To be done ::
Copy every line of the data below word for word, leaving out the pictures.

Records shown ::
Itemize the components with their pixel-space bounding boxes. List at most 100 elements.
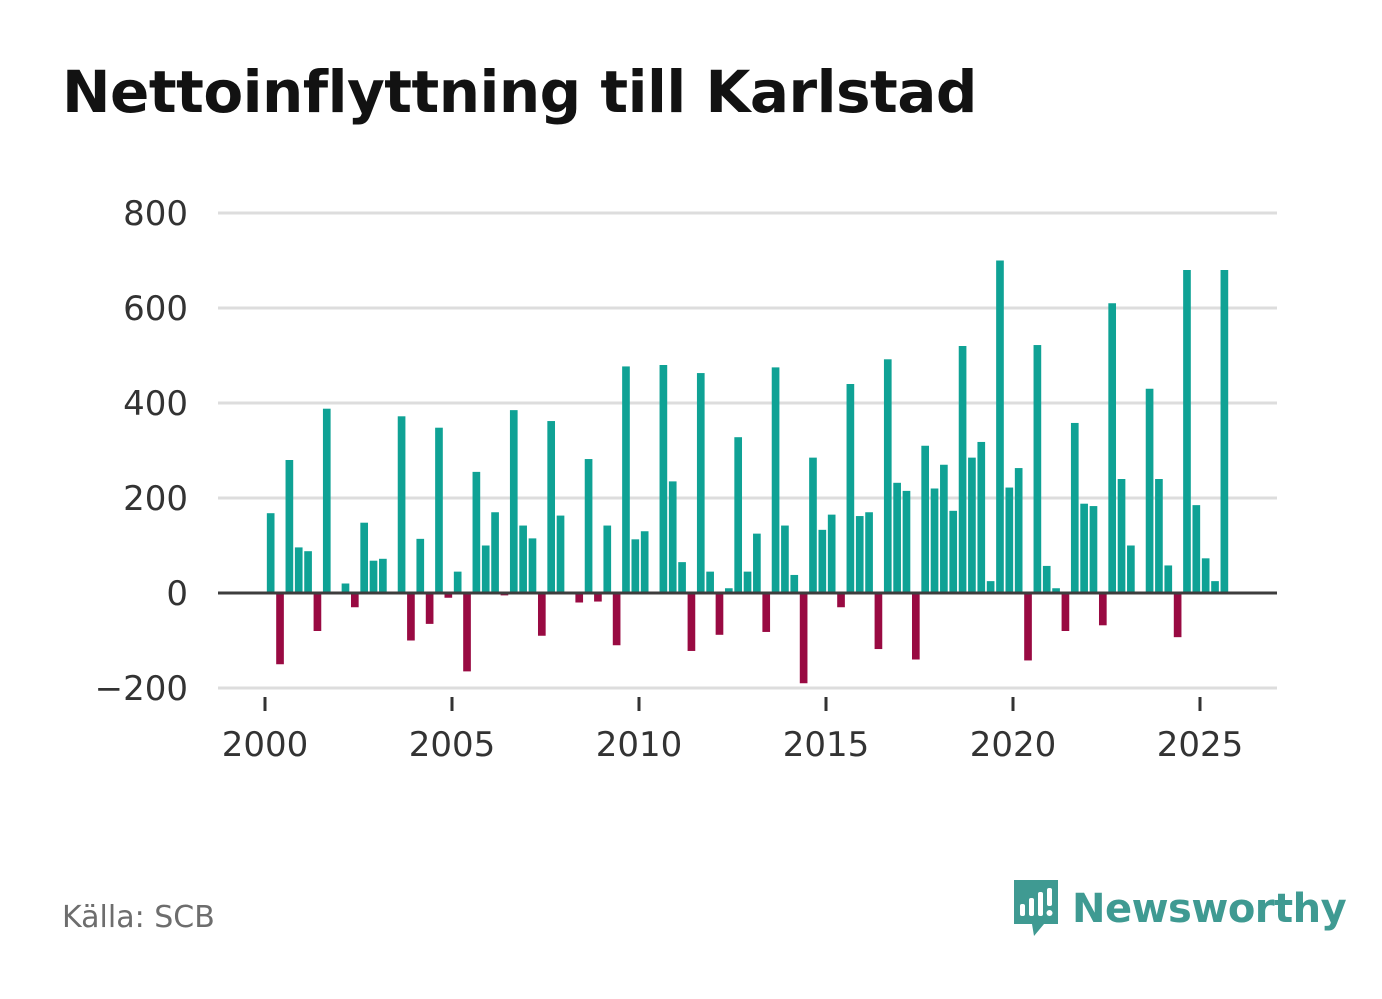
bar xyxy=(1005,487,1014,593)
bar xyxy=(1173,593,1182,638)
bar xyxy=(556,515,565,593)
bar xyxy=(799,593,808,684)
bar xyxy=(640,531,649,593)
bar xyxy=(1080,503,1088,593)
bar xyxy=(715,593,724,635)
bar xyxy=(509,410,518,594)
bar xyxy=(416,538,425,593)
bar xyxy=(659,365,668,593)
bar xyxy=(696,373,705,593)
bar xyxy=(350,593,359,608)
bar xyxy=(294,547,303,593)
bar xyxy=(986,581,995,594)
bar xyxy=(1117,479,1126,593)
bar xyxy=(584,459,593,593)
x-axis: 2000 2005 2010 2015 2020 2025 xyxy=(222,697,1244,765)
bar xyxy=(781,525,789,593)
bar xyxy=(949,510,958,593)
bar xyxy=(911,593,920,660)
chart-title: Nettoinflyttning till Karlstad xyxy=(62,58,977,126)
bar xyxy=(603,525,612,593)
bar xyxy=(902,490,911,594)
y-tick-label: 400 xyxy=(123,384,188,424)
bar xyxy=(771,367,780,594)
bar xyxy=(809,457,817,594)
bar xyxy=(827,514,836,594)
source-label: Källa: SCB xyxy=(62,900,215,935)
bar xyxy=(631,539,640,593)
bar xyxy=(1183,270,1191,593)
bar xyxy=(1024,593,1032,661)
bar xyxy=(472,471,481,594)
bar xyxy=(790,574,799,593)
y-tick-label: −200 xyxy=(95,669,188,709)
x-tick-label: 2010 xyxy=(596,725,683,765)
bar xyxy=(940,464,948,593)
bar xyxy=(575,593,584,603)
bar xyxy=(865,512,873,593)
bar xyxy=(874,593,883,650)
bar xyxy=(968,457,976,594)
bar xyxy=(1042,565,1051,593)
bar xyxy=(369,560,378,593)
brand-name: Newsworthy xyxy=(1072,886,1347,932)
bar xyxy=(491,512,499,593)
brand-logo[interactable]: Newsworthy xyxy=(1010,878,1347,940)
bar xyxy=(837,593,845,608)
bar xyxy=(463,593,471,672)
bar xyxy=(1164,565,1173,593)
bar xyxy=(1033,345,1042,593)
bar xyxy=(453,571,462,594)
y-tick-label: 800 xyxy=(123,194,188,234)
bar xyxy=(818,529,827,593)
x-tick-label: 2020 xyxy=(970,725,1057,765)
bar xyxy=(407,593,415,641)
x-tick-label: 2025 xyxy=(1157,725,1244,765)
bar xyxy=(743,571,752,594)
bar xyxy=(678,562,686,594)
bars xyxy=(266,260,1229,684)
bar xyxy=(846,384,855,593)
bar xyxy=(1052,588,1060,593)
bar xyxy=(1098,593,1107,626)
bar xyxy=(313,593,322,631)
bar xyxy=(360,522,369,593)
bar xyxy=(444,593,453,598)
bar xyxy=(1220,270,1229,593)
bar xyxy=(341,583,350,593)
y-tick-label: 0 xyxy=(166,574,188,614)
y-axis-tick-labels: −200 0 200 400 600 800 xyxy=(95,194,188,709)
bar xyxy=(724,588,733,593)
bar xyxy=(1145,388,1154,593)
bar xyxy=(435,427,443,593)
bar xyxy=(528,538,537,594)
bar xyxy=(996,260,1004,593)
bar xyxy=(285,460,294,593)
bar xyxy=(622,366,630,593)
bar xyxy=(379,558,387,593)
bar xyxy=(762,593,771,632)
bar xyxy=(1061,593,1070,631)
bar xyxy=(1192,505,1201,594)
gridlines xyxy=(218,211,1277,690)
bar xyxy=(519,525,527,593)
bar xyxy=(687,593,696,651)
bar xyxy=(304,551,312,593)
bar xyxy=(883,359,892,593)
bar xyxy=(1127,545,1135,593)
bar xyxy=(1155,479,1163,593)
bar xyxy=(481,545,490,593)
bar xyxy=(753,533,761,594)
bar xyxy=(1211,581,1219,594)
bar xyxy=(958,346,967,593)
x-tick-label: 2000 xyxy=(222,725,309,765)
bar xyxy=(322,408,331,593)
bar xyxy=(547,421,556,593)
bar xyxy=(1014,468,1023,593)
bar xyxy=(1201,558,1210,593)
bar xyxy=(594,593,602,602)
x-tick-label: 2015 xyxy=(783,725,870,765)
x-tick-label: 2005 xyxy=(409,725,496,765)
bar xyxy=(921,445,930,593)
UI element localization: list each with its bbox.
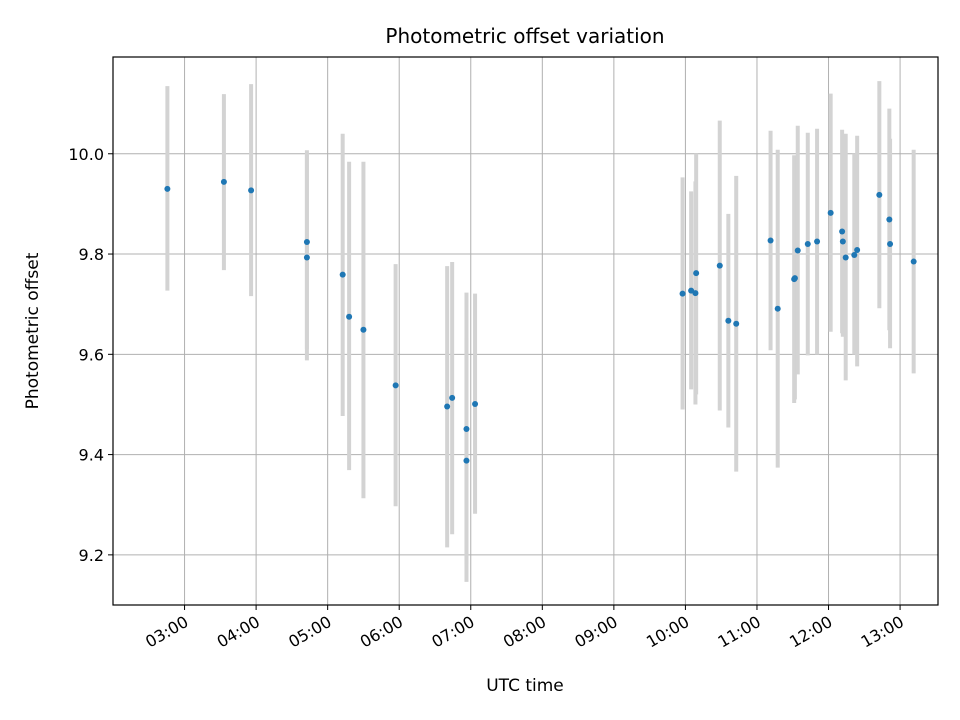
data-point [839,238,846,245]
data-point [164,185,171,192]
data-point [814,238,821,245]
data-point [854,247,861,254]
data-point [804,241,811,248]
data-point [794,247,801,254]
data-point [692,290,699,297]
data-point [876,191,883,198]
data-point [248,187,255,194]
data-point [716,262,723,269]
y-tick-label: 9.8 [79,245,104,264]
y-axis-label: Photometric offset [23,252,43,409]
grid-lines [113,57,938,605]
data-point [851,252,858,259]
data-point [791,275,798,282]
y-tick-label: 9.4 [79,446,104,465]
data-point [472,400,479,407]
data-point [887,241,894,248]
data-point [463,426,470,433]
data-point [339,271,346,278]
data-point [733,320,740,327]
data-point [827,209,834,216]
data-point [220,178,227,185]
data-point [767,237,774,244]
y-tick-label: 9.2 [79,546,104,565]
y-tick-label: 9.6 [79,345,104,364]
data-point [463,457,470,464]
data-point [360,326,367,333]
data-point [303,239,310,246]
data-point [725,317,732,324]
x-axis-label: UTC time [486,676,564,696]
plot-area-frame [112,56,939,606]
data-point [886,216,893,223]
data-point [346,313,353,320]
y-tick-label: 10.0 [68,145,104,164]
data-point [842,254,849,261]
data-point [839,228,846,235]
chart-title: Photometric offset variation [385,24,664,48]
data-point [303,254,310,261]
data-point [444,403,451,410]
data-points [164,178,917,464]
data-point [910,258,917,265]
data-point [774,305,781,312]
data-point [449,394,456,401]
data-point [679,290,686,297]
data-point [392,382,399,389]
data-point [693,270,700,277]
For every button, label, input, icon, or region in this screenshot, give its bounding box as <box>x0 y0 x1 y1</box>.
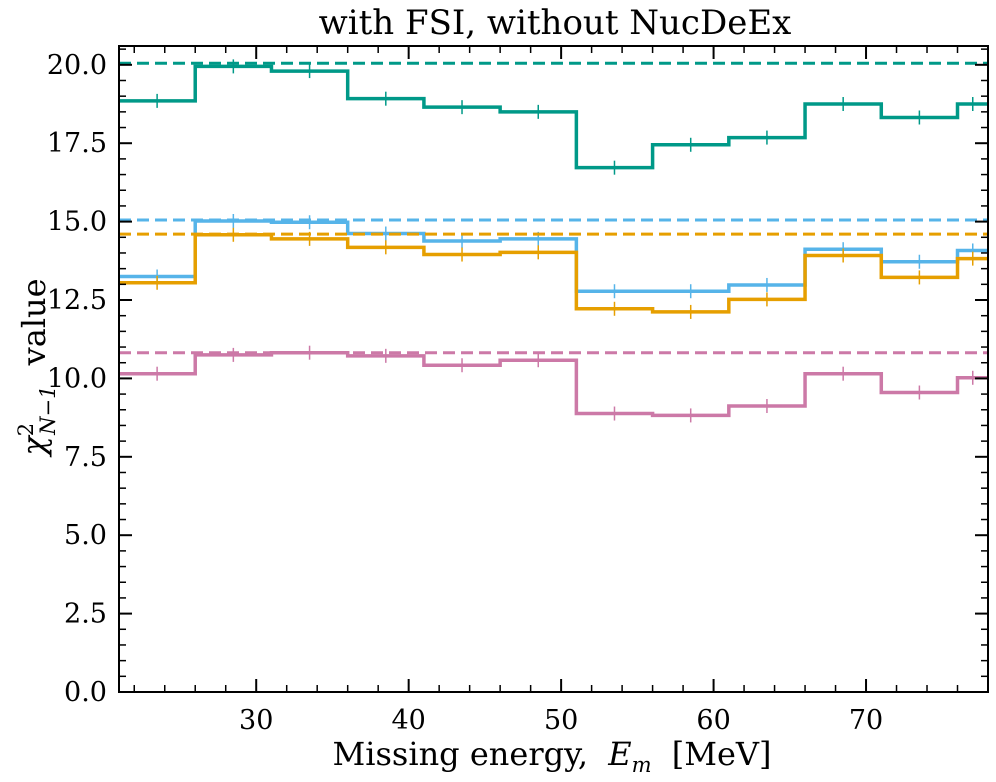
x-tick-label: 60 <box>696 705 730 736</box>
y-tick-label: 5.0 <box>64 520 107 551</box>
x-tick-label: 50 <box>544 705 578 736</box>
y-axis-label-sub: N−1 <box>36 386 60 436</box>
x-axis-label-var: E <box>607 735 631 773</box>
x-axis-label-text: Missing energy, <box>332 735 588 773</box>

Output below ::
Itemize the components with their pixel-space bounding boxes. List at most 100 elements.
bar xyxy=(1005,487,1014,593)
bar xyxy=(1173,593,1182,638)
bar xyxy=(556,515,565,593)
bar xyxy=(799,593,808,684)
bar xyxy=(640,531,649,593)
bar xyxy=(1080,503,1088,593)
bar xyxy=(715,593,724,635)
bar xyxy=(509,410,518,594)
bar xyxy=(416,538,425,593)
bar xyxy=(659,365,668,593)
bar xyxy=(696,373,705,593)
bar xyxy=(350,593,359,608)
bar xyxy=(294,547,303,593)
bar xyxy=(986,581,995,594)
bar xyxy=(1117,479,1126,593)
bar xyxy=(584,459,593,593)
x-axis: 2000 2005 2010 2015 2020 2025 xyxy=(222,697,1244,765)
bar xyxy=(781,525,789,593)
bar xyxy=(949,510,958,593)
bar xyxy=(911,593,920,660)
chart-title: Nettoinflyttning till Karlstad xyxy=(62,58,977,126)
bar xyxy=(603,525,612,593)
bar xyxy=(902,490,911,594)
y-tick-label: 400 xyxy=(123,384,188,424)
bar xyxy=(771,367,780,594)
bar xyxy=(809,457,817,594)
bar xyxy=(827,514,836,594)
source-label: Källa: SCB xyxy=(62,900,215,935)
bar xyxy=(631,539,640,593)
bar xyxy=(1183,270,1191,593)
bar xyxy=(1024,593,1032,661)
bar xyxy=(472,471,481,594)
bar xyxy=(790,574,799,593)
y-tick-label: −200 xyxy=(95,669,188,709)
x-tick-label: 2010 xyxy=(596,725,683,765)
bar xyxy=(940,464,948,593)
bar xyxy=(575,593,584,603)
bar xyxy=(865,512,873,593)
bar xyxy=(874,593,883,650)
bar xyxy=(968,457,976,594)
bar xyxy=(1042,565,1051,593)
bar xyxy=(369,560,378,593)
brand-name: Newsworthy xyxy=(1072,886,1347,932)
bar xyxy=(491,512,499,593)
brand-logo[interactable]: Newsworthy xyxy=(1010,878,1347,940)
bar xyxy=(837,593,845,608)
bar xyxy=(463,593,471,672)
bar xyxy=(1164,565,1173,593)
bar xyxy=(1033,345,1042,593)
bar xyxy=(453,571,462,594)
y-tick-label: 800 xyxy=(123,194,188,234)
bar xyxy=(818,529,827,593)
x-tick-label: 2020 xyxy=(970,725,1057,765)
bar xyxy=(407,593,415,641)
x-tick-label: 2025 xyxy=(1157,725,1244,765)
bar xyxy=(743,571,752,594)
bar xyxy=(678,562,686,594)
bars xyxy=(266,260,1229,684)
bar xyxy=(846,384,855,593)
bar xyxy=(1052,588,1060,593)
bar xyxy=(1098,593,1107,626)
bar xyxy=(313,593,322,631)
bar xyxy=(360,522,369,593)
bar xyxy=(444,593,453,598)
bar xyxy=(1220,270,1229,593)
bar xyxy=(341,583,350,593)
y-tick-label: 0 xyxy=(166,574,188,614)
y-axis-tick-labels: −200 0 200 400 600 800 xyxy=(95,194,188,709)
bar xyxy=(724,588,733,593)
bar xyxy=(1145,388,1154,593)
bar xyxy=(435,427,443,593)
bar xyxy=(528,538,537,594)
bar xyxy=(996,260,1004,593)
bar xyxy=(285,460,294,593)
bar xyxy=(622,366,630,593)
bar xyxy=(379,558,387,593)
bar xyxy=(762,593,771,632)
bar xyxy=(1061,593,1070,631)
bar xyxy=(1192,505,1201,594)
gridlines xyxy=(218,211,1277,690)
bar xyxy=(519,525,527,593)
bar xyxy=(687,593,696,651)
bar xyxy=(304,551,312,593)
bar xyxy=(883,359,892,593)
bar xyxy=(1127,545,1135,593)
bar xyxy=(1155,479,1163,593)
bar xyxy=(481,545,490,593)
bar xyxy=(753,533,761,594)
bar xyxy=(1211,581,1219,594)
bar xyxy=(958,346,967,593)
x-tick-label: 2000 xyxy=(222,725,309,765)
bar xyxy=(322,408,331,593)
bar xyxy=(547,421,556,593)
bar xyxy=(1014,468,1023,593)
bar xyxy=(1201,558,1210,593)
bar xyxy=(594,593,602,602)
x-tick-label: 2015 xyxy=(783,725,870,765)
x-tick-label: 2005 xyxy=(409,725,496,765)
bar xyxy=(921,445,930,593)
UI element localization: list each with its bbox.
data-point [839,238,846,245]
data-point [164,185,171,192]
data-point [814,238,821,245]
data-point [854,247,861,254]
data-point [804,241,811,248]
data-point [794,247,801,254]
data-point [692,290,699,297]
data-point [876,191,883,198]
data-point [248,187,255,194]
data-point [716,262,723,269]
y-tick-label: 9.8 [79,245,104,264]
y-axis-label: Photometric offset [23,252,43,409]
grid-lines [113,57,938,605]
data-point [851,252,858,259]
data-point [791,275,798,282]
y-tick-label: 9.4 [79,446,104,465]
data-point [472,400,479,407]
data-point [887,241,894,248]
data-point [463,426,470,433]
data-point [339,271,346,278]
data-point [733,320,740,327]
data-point [827,209,834,216]
data-point [220,178,227,185]
data-point [767,237,774,244]
y-tick-label: 9.2 [79,546,104,565]
y-tick-label: 9.6 [79,345,104,364]
data-point [463,457,470,464]
data-point [360,326,367,333]
data-point [303,239,310,246]
data-point [725,317,732,324]
x-axis-label: UTC time [486,676,564,696]
plot-area-frame [112,56,939,606]
data-point [886,216,893,223]
data-point [346,313,353,320]
y-tick-label: 10.0 [68,145,104,164]
data-point [842,254,849,261]
data-point [839,228,846,235]
chart-title: Photometric offset variation [385,24,664,48]
data-point [303,254,310,261]
data-point [444,403,451,410]
data-points [164,178,917,464]
data-point [910,258,917,265]
data-point [774,305,781,312]
data-point [449,394,456,401]
data-point [679,290,686,297]
data-point [392,382,399,389]
data-point [693,270,700,277]
For every button, label, input, icon, or region in this screenshot, give its bounding box as <box>x0 y0 x1 y1</box>.
x-tick-label: 60 <box>696 705 730 736</box>
y-tick-label: 5.0 <box>64 520 107 551</box>
x-tick-label: 50 <box>544 705 578 736</box>
y-axis-label-sub: N−1 <box>36 386 60 436</box>
x-axis-label-var: E <box>607 735 631 773</box>
x-axis-label-text: Missing energy, <box>332 735 588 773</box>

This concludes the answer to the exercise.